TASK GOAL
Write out all the entries word for word, but skip any images.

(Dataset items)

* Start *

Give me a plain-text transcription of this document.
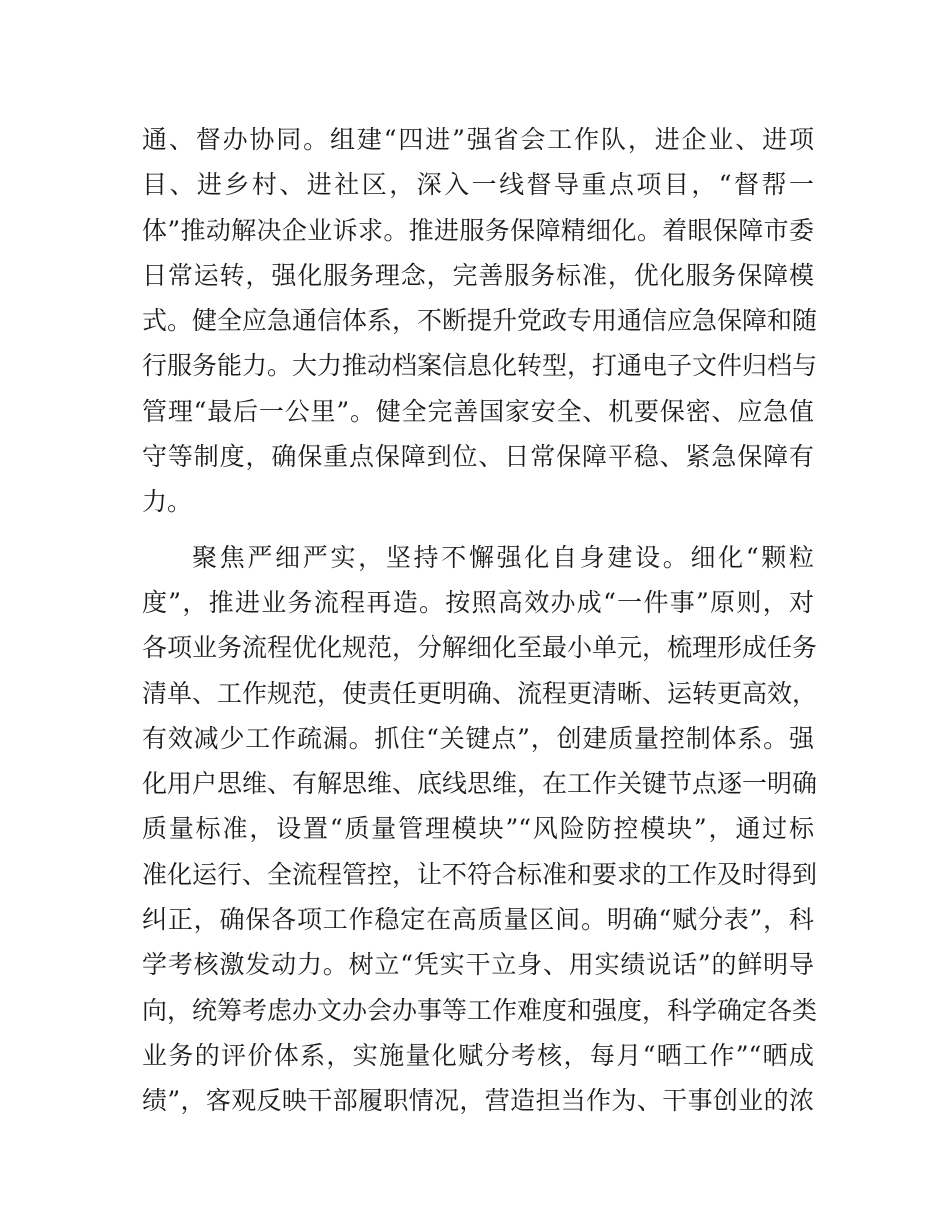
通、督办协同。组建“四进”强省会工作队，进企业、进项
目、进乡村、进社区，深入一线督导重点项目，“督帮一
体”推动解决企业诉求。推进服务保障精细化。着眼保障市委
日常运转，强化服务理念，完善服务标准，优化服务保障模
式。健全应急通信体系，不断提升党政专用通信应急保障和随
行服务能力。大力推动档案信息化转型，打通电子文件归档与
管理“最后一公里”。健全完善国家安全、机要保密、应急值
守等制度，确保重点保障到位、日常保障平稳、紧急保障有
力。
聚焦严细严实，坚持不懈强化自身建设。细化“颗粒
度”，推进业务流程再造。按照高效办成“一件事”原则，对
各项业务流程优化规范，分解细化至最小单元，梳理形成任务
清单、工作规范，使责任更明确、流程更清晰、运转更高效，
有效减少工作疏漏。抓住“关键点”，创建质量控制体系。强
化用户思维、有解思维、底线思维，在工作关键节点逐一明确
质量标准，设置“质量管理模块”“风险防控模块”，通过标
准化运行、全流程管控，让不符合标准和要求的工作及时得到
纠正，确保各项工作稳定在高质量区间。明确“赋分表”，科
学考核激发动力。树立“凭实干立身、用实绩说话”的鲜明导
向，统筹考虑办文办会办事等工作难度和强度，科学确定各类
业务的评价体系，实施量化赋分考核，每月“晒工作”“晒成
绩”，客观反映干部履职情况，营造担当作为、干事创业的浓
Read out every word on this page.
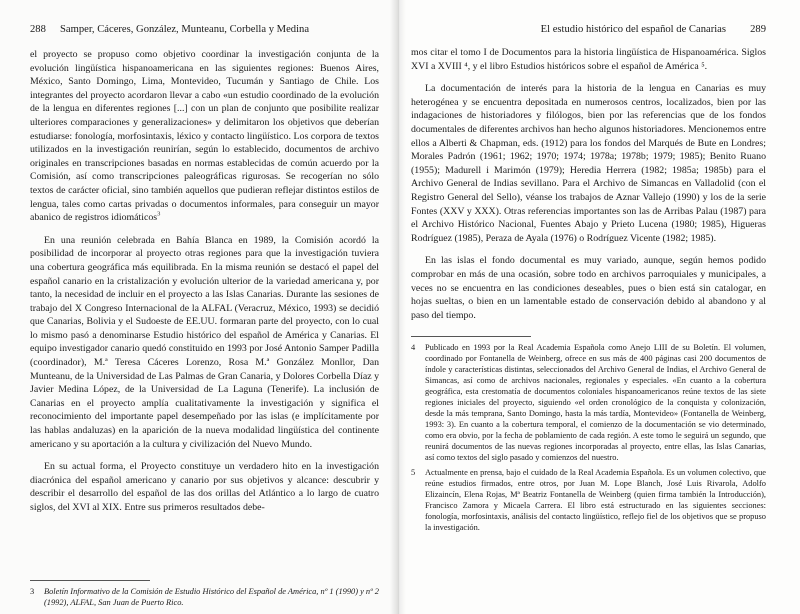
288 Samper, Cáceres, González, Munteanu, Corbella y Medina

el proyecto se propuso como objetivo coordinar la investigación conjunta de la evolución lingüística hispanoamericana en las siguientes regiones: Buenos Aires, México, Santo Domingo, Lima, Montevideo, Tucumán y Santiago de Chile. Los integrantes del proyecto acordaron llevar a cabo «un estudio coordinado de la evolución de la lengua en diferentes regiones [...] con un plan de conjunto que posibilite realizar ulteriores comparaciones y generalizaciones» y delimitaron los objetivos que deberían estudiarse: fonología, morfosintaxis, léxico y contacto lingüístico. Los corpora de textos utilizados en la investigación reunirían, según lo establecido, documentos de archivo originales en transcripciones basadas en normas establecidas de común acuerdo por la Comisión, así como transcripciones paleográficas rigurosas. Se recogerían no sólo textos de carácter oficial, sino también aquellos que pudieran reflejar distintos estilos de lengua, tales como cartas privadas o documentos informales, para conseguir un mayor abanico de registros idiomáticos$^3$

En una reunión celebrada en Bahía Blanca en 1989, la Comisión acordó la posibilidad de incorporar al proyecto otras regiones para que la investigación tuviera una cobertura geográfica más equilibrada. En la misma reunión se destacó el papel del español canario en la cristalización y evolución ulterior de la variedad americana y, por tanto, la necesidad de incluir en el proyecto a las Islas Canarias. Durante las sesiones de trabajo del X Congreso Internacional de la ALFAL (Veracruz, México, 1993) se decidió que Canarias, Bolivia y el Sudoeste de EE.UU. formaran parte del proyecto, con lo cual lo mismo pasó a denominarse Estudio histórico del español de América y Canarias. El equipo investigador canario quedó constituido en 1993 por José Antonio Samper Padilla (coordinador), M.ª Teresa Cáceres Lorenzo, Rosa M.ª González Monllor, Dan Munteanu, de la Universidad de Las Palmas de Gran Canaria, y Dolores Corbella Díaz y Javier Medina López, de la Universidad de La Laguna (Tenerife). La inclusión de Canarias en el proyecto amplía cualitativamente la investigación y significa el reconocimiento del importante papel desempeñado por las islas (e implícitamente por las hablas andaluzas) en la aparición de la nueva modalidad lingüística del continente americano y su aportación a la cultura y civilización del Nuevo Mundo.

En su actual forma, el Proyecto constituye un verdadero hito en la investigación diacrónica del español americano y canario por sus objetivos y alcance: descubrir y describir el desarrollo del español de las dos orillas del Atlántico a lo largo de cuatro siglos, del XVI al XIX. Entre sus primeros resultados debe-

3 Boletín Informativo de la Comisión de Estudio Histórico del Español de América, nº 1 (1990) y nº 2 (1992), ALFAL, San Juan de Puerto Rico.

El estudio histórico del español de Canarias 289

mos citar el tomo I de Documentos para la historia lingüística de Hispanoamérica. Siglos XVI a XVIII ⁴, y el libro Estudios históricos sobre el español de América ⁵.

La documentación de interés para la historia de la lengua en Canarias es muy heterogénea y se encuentra depositada en numerosos centros, localizados, bien por las indagaciones de historiadores y filólogos, bien por las referencias que de los fondos documentales de diferentes archivos han hecho algunos historiadores. Mencionemos entre ellos a Alberti & Chapman, eds. (1912) para los fondos del Marqués de Bute en Londres; Morales Padrón (1961; 1962; 1970; 1974; 1978a; 1978b; 1979; 1985); Benito Ruano (1955); Madurell i Marimón (1979); Heredia Herrera (1982; 1985a; 1985b) para el Archivo General de Indias sevillano. Para el Archivo de Simancas en Valladolid (con el Registro General del Sello), véanse los trabajos de Aznar Vallejo (1990) y los de la serie Fontes (XXV y XXX). Otras referencias importantes son las de Arribas Palau (1987) para el Archivo Histórico Nacional, Fuentes Abajo y Prieto Lucena (1980; 1985), Higueras Rodríguez (1985), Peraza de Ayala (1976) o Rodríguez Vicente (1982; 1985).

En las islas el fondo documental es muy variado, aunque, según hemos podido comprobar en más de una ocasión, sobre todo en archivos parroquiales y municipales, a veces no se encuentra en las condiciones deseables, pues o bien está sin catalogar, en hojas sueltas, o bien en un lamentable estado de conservación debido al abandono y al paso del tiempo.

4 Publicado en 1993 por la Real Academia Española como Anejo LIII de su Boletín. El volumen, coordinado por Fontanella de Weinberg, ofrece en sus más de 400 páginas casi 200 documentos de índole y características distintas, seleccionados del Archivo General de Indias, el Archivo General de Simancas, así como de archivos nacionales, regionales y especiales. «En cuanto a la cobertura geográfica, esta crestomatía de documentos coloniales hispanoamericanos reúne textos de las siete regiones iniciales del proyecto, siguiendo «el orden cronológico de la conquista y colonización, desde la más temprana, Santo Domingo, hasta la más tardía, Montevideo» (Fontanella de Weinberg, 1993: 3). En cuanto a la cobertura temporal, el comienzo de la documentación se vio determinado, como era obvio, por la fecha de poblamiento de cada región. A este tomo le seguirá un segundo, que reunirá documentos de las nuevas regiones incorporadas al proyecto, entre ellas, las Islas Canarias, así como textos del siglo pasado y comienzos del nuestro.

5 Actualmente en prensa, bajo el cuidado de la Real Academia Española. Es un volumen colectivo, que reúne estudios firmados, entre otros, por Juan M. Lope Blanch, José Luis Rivarola, Adolfo Elizaincín, Elena Rojas, Mª Beatriz Fontanella de Weinberg (quien firma también la Introducción), Francisco Zamora y Micaela Carrera. El libro está estructurado en las siguientes secciones: fonología, morfosintaxis, análisis del contacto lingüístico, reflejo fiel de los objetivos que se propuso la investigación.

* End *

FINISHED EXERCISE
Give me a plain-text transcription of this document.
通、督办协同。组建“四进”强省会工作队，进企业、进项
目、进乡村、进社区，深入一线督导重点项目，“督帮一
体”推动解决企业诉求。推进服务保障精细化。着眼保障市委
日常运转，强化服务理念，完善服务标准，优化服务保障模
式。健全应急通信体系，不断提升党政专用通信应急保障和随
行服务能力。大力推动档案信息化转型，打通电子文件归档与
管理“最后一公里”。健全完善国家安全、机要保密、应急值
守等制度，确保重点保障到位、日常保障平稳、紧急保障有
力。
聚焦严细严实，坚持不懈强化自身建设。细化“颗粒
度”，推进业务流程再造。按照高效办成“一件事”原则，对
各项业务流程优化规范，分解细化至最小单元，梳理形成任务
清单、工作规范，使责任更明确、流程更清晰、运转更高效，
有效减少工作疏漏。抓住“关键点”，创建质量控制体系。强
化用户思维、有解思维、底线思维，在工作关键节点逐一明确
质量标准，设置“质量管理模块”“风险防控模块”，通过标
准化运行、全流程管控，让不符合标准和要求的工作及时得到
纠正，确保各项工作稳定在高质量区间。明确“赋分表”，科
学考核激发动力。树立“凭实干立身、用实绩说话”的鲜明导
向，统筹考虑办文办会办事等工作难度和强度，科学确定各类
业务的评价体系，实施量化赋分考核，每月“晒工作”“晒成
绩”，客观反映干部履职情况，营造担当作为、干事创业的浓
Read out every word on this page.
288 Samper, Cáceres, González, Munteanu, Corbella y Medina

el proyecto se propuso como objetivo coordinar la investigación conjunta de la evolución lingüística hispanoamericana en las siguientes regiones: Buenos Aires, México, Santo Domingo, Lima, Montevideo, Tucumán y Santiago de Chile. Los integrantes del proyecto acordaron llevar a cabo «un estudio coordinado de la evolución de la lengua en diferentes regiones [...] con un plan de conjunto que posibilite realizar ulteriores comparaciones y generalizaciones» y delimitaron los objetivos que deberían estudiarse: fonología, morfosintaxis, léxico y contacto lingüístico. Los corpora de textos utilizados en la investigación reunirían, según lo establecido, documentos de archivo originales en transcripciones basadas en normas establecidas de común acuerdo por la Comisión, así como transcripciones paleográficas rigurosas. Se recogerían no sólo textos de carácter oficial, sino también aquellos que pudieran reflejar distintos estilos de lengua, tales como cartas privadas o documentos informales, para conseguir un mayor abanico de registros idiomáticos$^3$

En una reunión celebrada en Bahía Blanca en 1989, la Comisión acordó la posibilidad de incorporar al proyecto otras regiones para que la investigación tuviera una cobertura geográfica más equilibrada. En la misma reunión se destacó el papel del español canario en la cristalización y evolución ulterior de la variedad americana y, por tanto, la necesidad de incluir en el proyecto a las Islas Canarias. Durante las sesiones de trabajo del X Congreso Internacional de la ALFAL (Veracruz, México, 1993) se decidió que Canarias, Bolivia y el Sudoeste de EE.UU. formaran parte del proyecto, con lo cual lo mismo pasó a denominarse Estudio histórico del español de América y Canarias. El equipo investigador canario quedó constituido en 1993 por José Antonio Samper Padilla (coordinador), M.ª Teresa Cáceres Lorenzo, Rosa M.ª González Monllor, Dan Munteanu, de la Universidad de Las Palmas de Gran Canaria, y Dolores Corbella Díaz y Javier Medina López, de la Universidad de La Laguna (Tenerife). La inclusión de Canarias en el proyecto amplía cualitativamente la investigación y significa el reconocimiento del importante papel desempeñado por las islas (e implícitamente por las hablas andaluzas) en la aparición de la nueva modalidad lingüística del continente americano y su aportación a la cultura y civilización del Nuevo Mundo.

En su actual forma, el Proyecto constituye un verdadero hito en la investigación diacrónica del español americano y canario por sus objetivos y alcance: descubrir y describir el desarrollo del español de las dos orillas del Atlántico a lo largo de cuatro siglos, del XVI al XIX. Entre sus primeros resultados debe-

3 Boletín Informativo de la Comisión de Estudio Histórico del Español de América, nº 1 (1990) y nº 2 (1992), ALFAL, San Juan de Puerto Rico.

El estudio histórico del español de Canarias 289

mos citar el tomo I de Documentos para la historia lingüística de Hispanoamérica. Siglos XVI a XVIII ⁴, y el libro Estudios históricos sobre el español de América ⁵.

La documentación de interés para la historia de la lengua en Canarias es muy heterogénea y se encuentra depositada en numerosos centros, localizados, bien por las indagaciones de historiadores y filólogos, bien por las referencias que de los fondos documentales de diferentes archivos han hecho algunos historiadores. Mencionemos entre ellos a Alberti & Chapman, eds. (1912) para los fondos del Marqués de Bute en Londres; Morales Padrón (1961; 1962; 1970; 1974; 1978a; 1978b; 1979; 1985); Benito Ruano (1955); Madurell i Marimón (1979); Heredia Herrera (1982; 1985a; 1985b) para el Archivo General de Indias sevillano. Para el Archivo de Simancas en Valladolid (con el Registro General del Sello), véanse los trabajos de Aznar Vallejo (1990) y los de la serie Fontes (XXV y XXX). Otras referencias importantes son las de Arribas Palau (1987) para el Archivo Histórico Nacional, Fuentes Abajo y Prieto Lucena (1980; 1985), Higueras Rodríguez (1985), Peraza de Ayala (1976) o Rodríguez Vicente (1982; 1985).

En las islas el fondo documental es muy variado, aunque, según hemos podido comprobar en más de una ocasión, sobre todo en archivos parroquiales y municipales, a veces no se encuentra en las condiciones deseables, pues o bien está sin catalogar, en hojas sueltas, o bien en un lamentable estado de conservación debido al abandono y al paso del tiempo.

4 Publicado en 1993 por la Real Academia Española como Anejo LIII de su Boletín. El volumen, coordinado por Fontanella de Weinberg, ofrece en sus más de 400 páginas casi 200 documentos de índole y características distintas, seleccionados del Archivo General de Indias, el Archivo General de Simancas, así como de archivos nacionales, regionales y especiales. «En cuanto a la cobertura geográfica, esta crestomatía de documentos coloniales hispanoamericanos reúne textos de las siete regiones iniciales del proyecto, siguiendo «el orden cronológico de la conquista y colonización, desde la más temprana, Santo Domingo, hasta la más tardía, Montevideo» (Fontanella de Weinberg, 1993: 3). En cuanto a la cobertura temporal, el comienzo de la documentación se vio determinado, como era obvio, por la fecha de poblamiento de cada región. A este tomo le seguirá un segundo, que reunirá documentos de las nuevas regiones incorporadas al proyecto, entre ellas, las Islas Canarias, así como textos del siglo pasado y comienzos del nuestro.

5 Actualmente en prensa, bajo el cuidado de la Real Academia Española. Es un volumen colectivo, que reúne estudios firmados, entre otros, por Juan M. Lope Blanch, José Luis Rivarola, Adolfo Elizaincín, Elena Rojas, Mª Beatriz Fontanella de Weinberg (quien firma también la Introducción), Francisco Zamora y Micaela Carrera. El libro está estructurado en las siguientes secciones: fonología, morfosintaxis, análisis del contacto lingüístico, reflejo fiel de los objetivos que se propuso la investigación.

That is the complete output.